Aim of the exercise:
Output every entry exactly as written.
+++ Supplied information +++
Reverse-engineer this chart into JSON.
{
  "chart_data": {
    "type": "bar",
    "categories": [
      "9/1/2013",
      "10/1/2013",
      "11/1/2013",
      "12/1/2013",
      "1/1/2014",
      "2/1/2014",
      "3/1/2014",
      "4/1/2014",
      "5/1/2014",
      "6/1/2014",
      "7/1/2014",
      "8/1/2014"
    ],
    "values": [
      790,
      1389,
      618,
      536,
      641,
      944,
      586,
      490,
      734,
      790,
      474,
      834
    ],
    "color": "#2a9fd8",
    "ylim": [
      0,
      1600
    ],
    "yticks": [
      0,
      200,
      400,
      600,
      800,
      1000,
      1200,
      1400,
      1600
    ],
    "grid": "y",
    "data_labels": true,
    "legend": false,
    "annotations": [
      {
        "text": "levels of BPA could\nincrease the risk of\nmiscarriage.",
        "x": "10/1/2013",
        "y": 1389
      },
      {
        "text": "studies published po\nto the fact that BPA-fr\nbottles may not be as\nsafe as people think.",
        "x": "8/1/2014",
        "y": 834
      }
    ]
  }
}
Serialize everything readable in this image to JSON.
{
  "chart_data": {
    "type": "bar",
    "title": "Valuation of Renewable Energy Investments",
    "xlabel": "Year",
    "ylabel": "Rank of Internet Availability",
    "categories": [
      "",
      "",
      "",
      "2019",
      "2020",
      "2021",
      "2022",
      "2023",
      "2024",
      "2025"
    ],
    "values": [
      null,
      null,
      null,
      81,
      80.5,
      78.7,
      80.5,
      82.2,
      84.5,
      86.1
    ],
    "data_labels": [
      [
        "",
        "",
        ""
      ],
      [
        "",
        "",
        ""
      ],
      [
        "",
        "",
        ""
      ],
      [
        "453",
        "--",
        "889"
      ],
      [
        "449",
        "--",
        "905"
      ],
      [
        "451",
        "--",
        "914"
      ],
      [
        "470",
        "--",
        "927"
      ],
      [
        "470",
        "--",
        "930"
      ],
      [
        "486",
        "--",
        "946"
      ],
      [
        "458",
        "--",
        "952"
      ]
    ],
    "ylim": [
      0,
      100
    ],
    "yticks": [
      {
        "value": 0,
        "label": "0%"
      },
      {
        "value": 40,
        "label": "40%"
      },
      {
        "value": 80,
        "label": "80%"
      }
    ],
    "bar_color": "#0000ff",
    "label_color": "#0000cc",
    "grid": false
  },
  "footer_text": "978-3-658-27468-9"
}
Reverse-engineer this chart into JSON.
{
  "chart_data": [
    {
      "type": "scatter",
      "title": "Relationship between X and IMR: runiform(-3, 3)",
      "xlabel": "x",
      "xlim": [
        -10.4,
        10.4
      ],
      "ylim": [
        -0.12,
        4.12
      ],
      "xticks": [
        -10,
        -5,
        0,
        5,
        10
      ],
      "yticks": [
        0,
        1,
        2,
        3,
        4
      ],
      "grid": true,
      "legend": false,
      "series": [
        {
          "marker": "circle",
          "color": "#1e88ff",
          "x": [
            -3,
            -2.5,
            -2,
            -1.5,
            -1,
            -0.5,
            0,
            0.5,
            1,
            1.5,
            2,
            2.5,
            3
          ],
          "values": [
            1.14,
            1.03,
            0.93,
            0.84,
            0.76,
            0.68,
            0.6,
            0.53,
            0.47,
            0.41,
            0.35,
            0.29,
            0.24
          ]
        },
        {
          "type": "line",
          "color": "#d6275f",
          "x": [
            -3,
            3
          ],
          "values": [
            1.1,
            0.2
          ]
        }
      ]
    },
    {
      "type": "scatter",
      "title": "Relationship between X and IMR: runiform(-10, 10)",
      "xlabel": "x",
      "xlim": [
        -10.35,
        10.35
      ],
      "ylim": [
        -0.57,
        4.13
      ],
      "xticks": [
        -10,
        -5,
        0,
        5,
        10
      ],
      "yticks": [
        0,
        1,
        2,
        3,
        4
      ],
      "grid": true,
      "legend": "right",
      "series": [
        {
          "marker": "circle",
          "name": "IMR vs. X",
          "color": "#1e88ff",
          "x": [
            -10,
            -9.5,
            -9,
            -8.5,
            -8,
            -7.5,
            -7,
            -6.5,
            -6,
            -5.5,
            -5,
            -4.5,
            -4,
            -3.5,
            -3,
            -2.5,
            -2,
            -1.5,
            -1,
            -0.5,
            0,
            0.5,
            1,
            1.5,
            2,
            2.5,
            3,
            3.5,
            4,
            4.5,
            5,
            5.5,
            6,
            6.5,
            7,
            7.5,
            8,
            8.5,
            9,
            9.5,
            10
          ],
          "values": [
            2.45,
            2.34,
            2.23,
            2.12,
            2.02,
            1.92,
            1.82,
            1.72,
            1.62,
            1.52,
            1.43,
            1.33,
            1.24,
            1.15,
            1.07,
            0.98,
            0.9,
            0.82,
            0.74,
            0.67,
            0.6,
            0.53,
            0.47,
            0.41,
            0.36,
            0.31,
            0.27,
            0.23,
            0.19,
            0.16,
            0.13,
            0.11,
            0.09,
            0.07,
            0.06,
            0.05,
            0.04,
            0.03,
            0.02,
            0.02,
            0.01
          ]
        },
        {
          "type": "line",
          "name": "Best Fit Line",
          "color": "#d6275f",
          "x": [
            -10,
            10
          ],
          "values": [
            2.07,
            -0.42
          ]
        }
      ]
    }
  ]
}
+++
Solution below:
Reverse-engineer this chart into JSON.
{
  "chart_data": {
    "type": "bar",
    "categories": [
      "9/1/2013",
      "10/1/2013",
      "11/1/2013",
      "12/1/2013",
      "1/1/2014",
      "2/1/2014",
      "3/1/2014",
      "4/1/2014",
      "5/1/2014",
      "6/1/2014",
      "7/1/2014",
      "8/1/2014"
    ],
    "values": [
      790,
      1389,
      618,
      536,
      641,
      944,
      586,
      490,
      734,
      790,
      474,
      834
    ],
    "color": "#2a9fd8",
    "ylim": [
      0,
      1600
    ],
    "yticks": [
      0,
      200,
      400,
      600,
      800,
      1000,
      1200,
      1400,
      1600
    ],
    "grid": "y",
    "data_labels": true,
    "legend": false,
    "annotations": [
      {
        "text": "levels of BPA could\nincrease the risk of\nmiscarriage.",
        "x": "10/1/2013",
        "y": 1389
      },
      {
        "text": "studies published po\nto the fact that BPA-fr\nbottles may not be as\nsafe as people think.",
        "x": "8/1/2014",
        "y": 834
      }
    ]
  }
}
Serialize everything readable in this image to JSON.
{
  "chart_data": {
    "type": "bar",
    "title": "Valuation of Renewable Energy Investments",
    "xlabel": "Year",
    "ylabel": "Rank of Internet Availability",
    "categories": [
      "",
      "",
      "",
      "2019",
      "2020",
      "2021",
      "2022",
      "2023",
      "2024",
      "2025"
    ],
    "values": [
      null,
      null,
      null,
      81,
      80.5,
      78.7,
      80.5,
      82.2,
      84.5,
      86.1
    ],
    "data_labels": [
      [
        "",
        "",
        ""
      ],
      [
        "",
        "",
        ""
      ],
      [
        "",
        "",
        ""
      ],
      [
        "453",
        "--",
        "889"
      ],
      [
        "449",
        "--",
        "905"
      ],
      [
        "451",
        "--",
        "914"
      ],
      [
        "470",
        "--",
        "927"
      ],
      [
        "470",
        "--",
        "930"
      ],
      [
        "486",
        "--",
        "946"
      ],
      [
        "458",
        "--",
        "952"
      ]
    ],
    "ylim": [
      0,
      100
    ],
    "yticks": [
      {
        "value": 0,
        "label": "0%"
      },
      {
        "value": 40,
        "label": "40%"
      },
      {
        "value": 80,
        "label": "80%"
      }
    ],
    "bar_color": "#0000ff",
    "label_color": "#0000cc",
    "grid": false
  },
  "footer_text": "978-3-658-27468-9"
}
Reverse-engineer this chart into JSON.
{
  "chart_data": [
    {
      "type": "scatter",
      "title": "Relationship between X and IMR: runiform(-3, 3)",
      "xlabel": "x",
      "xlim": [
        -10.4,
        10.4
      ],
      "ylim": [
        -0.12,
        4.12
      ],
      "xticks": [
        -10,
        -5,
        0,
        5,
        10
      ],
      "yticks": [
        0,
        1,
        2,
        3,
        4
      ],
      "grid": true,
      "legend": false,
      "series": [
        {
          "marker": "circle",
          "color": "#1e88ff",
          "x": [
            -3,
            -2.5,
            -2,
            -1.5,
            -1,
            -0.5,
            0,
            0.5,
            1,
            1.5,
            2,
            2.5,
            3
          ],
          "values": [
            1.14,
            1.03,
            0.93,
            0.84,
            0.76,
            0.68,
            0.6,
            0.53,
            0.47,
            0.41,
            0.35,
            0.29,
            0.24
          ]
        },
        {
          "type": "line",
          "color": "#d6275f",
          "x": [
            -3,
            3
          ],
          "values": [
            1.1,
            0.2
          ]
        }
      ]
    },
    {
      "type": "scatter",
      "title": "Relationship between X and IMR: runiform(-10, 10)",
      "xlabel": "x",
      "xlim": [
        -10.35,
        10.35
      ],
      "ylim": [
        -0.57,
        4.13
      ],
      "xticks": [
        -10,
        -5,
        0,
        5,
        10
      ],
      "yticks": [
        0,
        1,
        2,
        3,
        4
      ],
      "grid": true,
      "legend": "right",
      "series": [
        {
          "marker": "circle",
          "name": "IMR vs. X",
          "color": "#1e88ff",
          "x": [
            -10,
            -9.5,
            -9,
            -8.5,
            -8,
            -7.5,
            -7,
            -6.5,
            -6,
            -5.5,
            -5,
            -4.5,
            -4,
            -3.5,
            -3,
            -2.5,
            -2,
            -1.5,
            -1,
            -0.5,
            0,
            0.5,
            1,
            1.5,
            2,
            2.5,
            3,
            3.5,
            4,
            4.5,
            5,
            5.5,
            6,
            6.5,
            7,
            7.5,
            8,
            8.5,
            9,
            9.5,
            10
          ],
          "values": [
            2.45,
            2.34,
            2.23,
            2.12,
            2.02,
            1.92,
            1.82,
            1.72,
            1.62,
            1.52,
            1.43,
            1.33,
            1.24,
            1.15,
            1.07,
            0.98,
            0.9,
            0.82,
            0.74,
            0.67,
            0.6,
            0.53,
            0.47,
            0.41,
            0.36,
            0.31,
            0.27,
            0.23,
            0.19,
            0.16,
            0.13,
            0.11,
            0.09,
            0.07,
            0.06,
            0.05,
            0.04,
            0.03,
            0.02,
            0.02,
            0.01
          ]
        },
        {
          "type": "line",
          "name": "Best Fit Line",
          "color": "#d6275f",
          "x": [
            -10,
            10
          ],
          "values": [
            2.07,
            -0.42
          ]
        }
      ]
    }
  ]
}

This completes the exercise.